» **What is asked**: Going through the material below, please gather all lines with the word "热化学方程式" in them.

» **Saved data entries**:
★ ★ ★

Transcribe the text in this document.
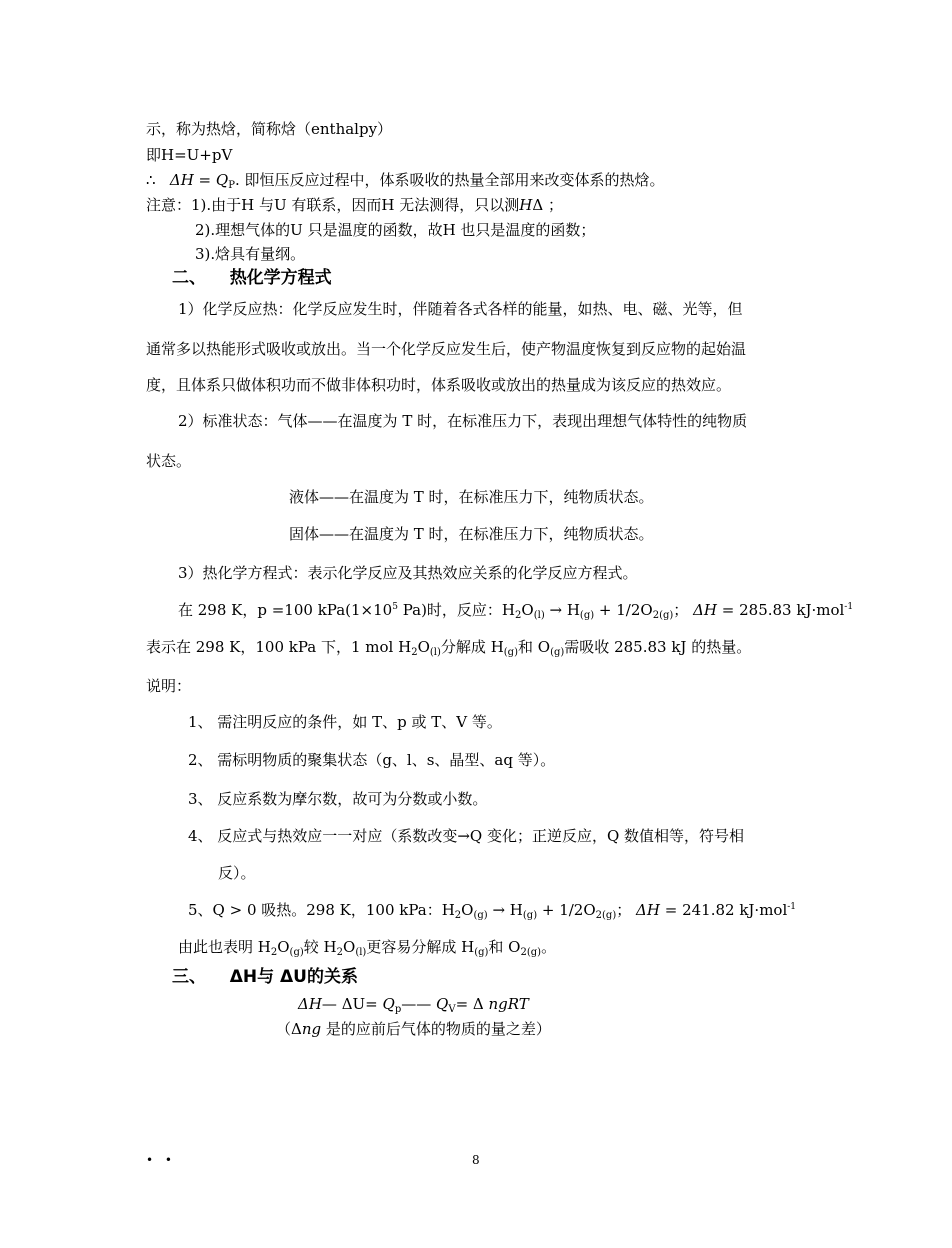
示，称为热焓，简称焓（enthalpy）
即H=U+pV
∴ $\Delta H = Q_P$. 即恒压反应过程中，体系吸收的热量全部用来改变体系的热焓。
注意：1).由于H 与U 有联系，因而H 无法测得，只以测HΔ ；
2).理想气体的U 只是温度的函数，故H 也只是温度的函数；
3).焓具有量纲。
二、 热化学方程式
1）化学反应热：化学反应发生时，伴随着各式各样的能量，如热、电、磁、光等，但
通常多以热能形式吸收或放出。当一个化学反应发生后，使产物温度恢复到反应物的起始温
度，且体系只做体积功而不做非体积功时，体系吸收或放出的热量成为该反应的热效应。
2）标准状态：气体——在温度为 T 时，在标准压力下，表现出理想气体特性的纯物质
状态。
液体——在温度为 T 时，在标准压力下，纯物质状态。
固体——在温度为 T 时，在标准压力下，纯物质状态。
3）热化学方程式：表示化学反应及其热效应关系的化学反应方程式。
在 298 K，p =100 $kPa(1\times 10^5$ Pa)时，反应：$H_2O_{(l)} \to H_{(g)} + 1/2O_{2(g)}$； ΔH = 285.83 kJ·mol$^{-1}$
表示在 298 K，100 kPa 下，1 mol $H_2O_{(l)}$分解成 $H_{(g)}$和 $O_{(g)}$需吸收 285.83 kJ 的热量。
说明：
1、 需注明反应的条件，如 T、p 或 T、V 等。
2、 需标明物质的聚集状态（g、l、s、晶型、aq 等）。
3、 反应系数为摩尔数，故可为分数或小数。
4、 反应式与热效应一一对应（系数改变→Q 变化；正逆反应，Q 数值相等，符号相
反）。
5、Q > 0 吸热。298 K，100 kPa：$H_2O_{(g)} \to H_{(g)} + 1/2O_{2(g)}$； ΔH = 241.82 kJ·mol$^{-1}$
由此也表明 $H_2O_{(g)}$较 $H_2O_{(l)}$更容易分解成 $H_{(g)}$和 $O_{2(g)}$。
三、 ΔH与 ΔU的关系
ΔH— $\Delta U= Q_p——$ $Q_V= \Delta$ ngRT
（Δng 是的应前后气体的物质的量之差）
• •	8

★ ★ ★

» **The output**:
二、 热化学方程式
3）热化学方程式：表示化学反应及其热效应关系的化学反应方程式。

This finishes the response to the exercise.